(Items listed in a dataset)
—————
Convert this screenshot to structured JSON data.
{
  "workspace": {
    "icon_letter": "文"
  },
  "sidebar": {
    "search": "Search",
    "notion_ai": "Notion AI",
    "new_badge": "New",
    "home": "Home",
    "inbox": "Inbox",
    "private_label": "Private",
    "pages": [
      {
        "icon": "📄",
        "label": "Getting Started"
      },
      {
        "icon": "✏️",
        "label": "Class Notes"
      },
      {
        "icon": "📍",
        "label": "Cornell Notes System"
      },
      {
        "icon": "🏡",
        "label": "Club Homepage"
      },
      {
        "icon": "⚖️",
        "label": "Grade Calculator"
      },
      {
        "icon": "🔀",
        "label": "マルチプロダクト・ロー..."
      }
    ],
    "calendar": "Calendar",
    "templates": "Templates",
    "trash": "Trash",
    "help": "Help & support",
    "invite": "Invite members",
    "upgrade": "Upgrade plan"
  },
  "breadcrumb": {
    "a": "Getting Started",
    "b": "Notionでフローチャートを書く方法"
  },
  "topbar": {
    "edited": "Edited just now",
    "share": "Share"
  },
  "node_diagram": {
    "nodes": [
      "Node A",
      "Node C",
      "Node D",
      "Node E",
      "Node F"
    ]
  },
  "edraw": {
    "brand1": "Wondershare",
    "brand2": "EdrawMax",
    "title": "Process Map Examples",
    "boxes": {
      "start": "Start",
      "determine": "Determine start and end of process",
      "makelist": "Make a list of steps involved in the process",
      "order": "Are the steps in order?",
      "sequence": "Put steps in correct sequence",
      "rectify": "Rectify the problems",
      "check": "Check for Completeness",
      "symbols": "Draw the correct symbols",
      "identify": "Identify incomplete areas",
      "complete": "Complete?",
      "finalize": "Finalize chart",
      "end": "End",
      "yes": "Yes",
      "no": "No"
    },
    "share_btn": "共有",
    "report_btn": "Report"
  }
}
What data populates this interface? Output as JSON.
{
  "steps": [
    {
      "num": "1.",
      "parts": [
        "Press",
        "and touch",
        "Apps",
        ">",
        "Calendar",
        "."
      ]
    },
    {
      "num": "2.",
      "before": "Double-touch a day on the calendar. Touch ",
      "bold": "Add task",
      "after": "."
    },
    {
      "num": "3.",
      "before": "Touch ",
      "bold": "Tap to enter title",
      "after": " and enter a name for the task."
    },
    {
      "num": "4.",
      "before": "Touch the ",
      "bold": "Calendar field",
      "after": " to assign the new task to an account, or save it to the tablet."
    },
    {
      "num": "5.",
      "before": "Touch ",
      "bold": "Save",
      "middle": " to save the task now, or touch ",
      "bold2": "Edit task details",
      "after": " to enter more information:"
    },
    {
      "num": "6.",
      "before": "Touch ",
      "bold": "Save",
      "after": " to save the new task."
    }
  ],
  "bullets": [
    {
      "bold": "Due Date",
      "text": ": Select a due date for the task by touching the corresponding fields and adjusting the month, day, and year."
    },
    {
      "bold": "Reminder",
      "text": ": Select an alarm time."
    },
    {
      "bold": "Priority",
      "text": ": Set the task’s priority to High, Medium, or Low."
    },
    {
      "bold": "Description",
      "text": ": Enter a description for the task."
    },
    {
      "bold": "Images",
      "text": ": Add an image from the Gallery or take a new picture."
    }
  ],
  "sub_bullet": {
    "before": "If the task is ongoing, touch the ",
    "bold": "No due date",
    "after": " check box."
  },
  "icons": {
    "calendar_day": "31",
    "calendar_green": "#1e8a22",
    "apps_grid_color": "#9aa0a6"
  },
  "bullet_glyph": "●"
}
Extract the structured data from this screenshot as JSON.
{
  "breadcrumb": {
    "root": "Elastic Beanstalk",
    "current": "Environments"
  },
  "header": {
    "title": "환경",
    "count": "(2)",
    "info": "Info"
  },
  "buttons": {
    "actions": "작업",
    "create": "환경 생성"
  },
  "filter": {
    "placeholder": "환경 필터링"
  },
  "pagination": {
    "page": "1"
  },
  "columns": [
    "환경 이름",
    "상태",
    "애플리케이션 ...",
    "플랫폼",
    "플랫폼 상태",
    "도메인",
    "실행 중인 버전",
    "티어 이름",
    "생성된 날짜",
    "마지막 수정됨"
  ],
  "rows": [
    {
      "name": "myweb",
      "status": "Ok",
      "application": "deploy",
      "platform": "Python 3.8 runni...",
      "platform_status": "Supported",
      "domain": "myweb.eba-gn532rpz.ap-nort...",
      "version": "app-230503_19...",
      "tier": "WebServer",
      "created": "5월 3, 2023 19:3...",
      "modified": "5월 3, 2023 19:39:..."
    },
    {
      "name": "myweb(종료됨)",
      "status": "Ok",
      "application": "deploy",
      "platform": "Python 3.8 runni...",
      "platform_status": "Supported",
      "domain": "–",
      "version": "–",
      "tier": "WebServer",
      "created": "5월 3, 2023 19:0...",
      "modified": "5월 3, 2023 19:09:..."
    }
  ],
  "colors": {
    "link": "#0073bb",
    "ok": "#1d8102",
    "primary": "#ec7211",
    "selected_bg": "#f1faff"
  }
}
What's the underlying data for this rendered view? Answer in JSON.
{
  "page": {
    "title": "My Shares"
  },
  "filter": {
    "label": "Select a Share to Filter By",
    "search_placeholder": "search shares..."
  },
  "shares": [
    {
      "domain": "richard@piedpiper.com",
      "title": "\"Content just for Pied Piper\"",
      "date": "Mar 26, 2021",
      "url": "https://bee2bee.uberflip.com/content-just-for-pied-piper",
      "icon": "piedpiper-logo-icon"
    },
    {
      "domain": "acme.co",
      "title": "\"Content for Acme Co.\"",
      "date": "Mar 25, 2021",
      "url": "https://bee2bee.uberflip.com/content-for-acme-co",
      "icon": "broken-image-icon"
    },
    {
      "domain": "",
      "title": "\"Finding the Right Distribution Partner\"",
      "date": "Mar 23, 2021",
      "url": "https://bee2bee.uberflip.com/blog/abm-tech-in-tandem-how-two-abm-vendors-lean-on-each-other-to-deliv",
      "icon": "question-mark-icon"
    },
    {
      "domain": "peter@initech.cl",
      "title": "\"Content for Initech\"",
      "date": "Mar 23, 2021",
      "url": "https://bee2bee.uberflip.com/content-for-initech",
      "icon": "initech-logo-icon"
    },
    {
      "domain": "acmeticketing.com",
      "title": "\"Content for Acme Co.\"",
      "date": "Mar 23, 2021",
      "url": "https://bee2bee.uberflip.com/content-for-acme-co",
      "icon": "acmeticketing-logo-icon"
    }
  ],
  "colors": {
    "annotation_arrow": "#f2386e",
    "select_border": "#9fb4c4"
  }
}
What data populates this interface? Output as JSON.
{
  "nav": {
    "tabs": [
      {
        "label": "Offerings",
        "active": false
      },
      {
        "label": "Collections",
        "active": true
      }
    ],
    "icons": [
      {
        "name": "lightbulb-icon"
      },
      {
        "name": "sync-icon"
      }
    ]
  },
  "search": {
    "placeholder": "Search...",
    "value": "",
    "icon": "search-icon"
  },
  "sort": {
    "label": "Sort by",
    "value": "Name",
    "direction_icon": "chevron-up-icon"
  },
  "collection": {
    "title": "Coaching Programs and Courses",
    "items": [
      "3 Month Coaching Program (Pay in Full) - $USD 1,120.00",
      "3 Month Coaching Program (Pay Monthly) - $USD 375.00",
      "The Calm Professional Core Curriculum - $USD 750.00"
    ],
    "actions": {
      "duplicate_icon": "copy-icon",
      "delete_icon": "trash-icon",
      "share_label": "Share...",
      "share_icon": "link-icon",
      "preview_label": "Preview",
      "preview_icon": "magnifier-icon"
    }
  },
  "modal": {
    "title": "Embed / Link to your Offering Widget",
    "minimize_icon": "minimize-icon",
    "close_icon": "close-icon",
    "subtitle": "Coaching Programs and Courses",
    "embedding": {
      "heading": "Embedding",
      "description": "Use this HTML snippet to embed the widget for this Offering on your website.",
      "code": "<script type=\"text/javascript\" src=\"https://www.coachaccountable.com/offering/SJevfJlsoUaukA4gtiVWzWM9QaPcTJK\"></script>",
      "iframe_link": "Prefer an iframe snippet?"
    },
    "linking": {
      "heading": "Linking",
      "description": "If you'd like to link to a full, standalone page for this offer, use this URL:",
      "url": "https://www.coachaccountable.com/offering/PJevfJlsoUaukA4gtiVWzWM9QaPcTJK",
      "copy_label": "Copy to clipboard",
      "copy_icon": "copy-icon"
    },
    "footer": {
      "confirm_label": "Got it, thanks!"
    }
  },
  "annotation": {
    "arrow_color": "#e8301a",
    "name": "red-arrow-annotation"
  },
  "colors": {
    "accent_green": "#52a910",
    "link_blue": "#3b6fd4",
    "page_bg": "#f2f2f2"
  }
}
—————
• Directive:
Pull out all lines from the entries above that include the word "task".

• Solution for this problem:
      "bold": "Add task",
      "after": " and enter a name for the task."
      "after": " to assign the new task to an account, or save it to the tablet."
      "middle": " to save the task now, or touch ",
      "bold2": "Edit task details",
      "after": " to save the new task."
      "text": ": Select a due date for the task by touching the corresponding fields and adjusting the month, day, and year."
      "text": ": Set the task’s priority to High, Medium, or Low."
      "text": ": Enter a description for the task."
    "before": "If the task is ongoing, touch the ",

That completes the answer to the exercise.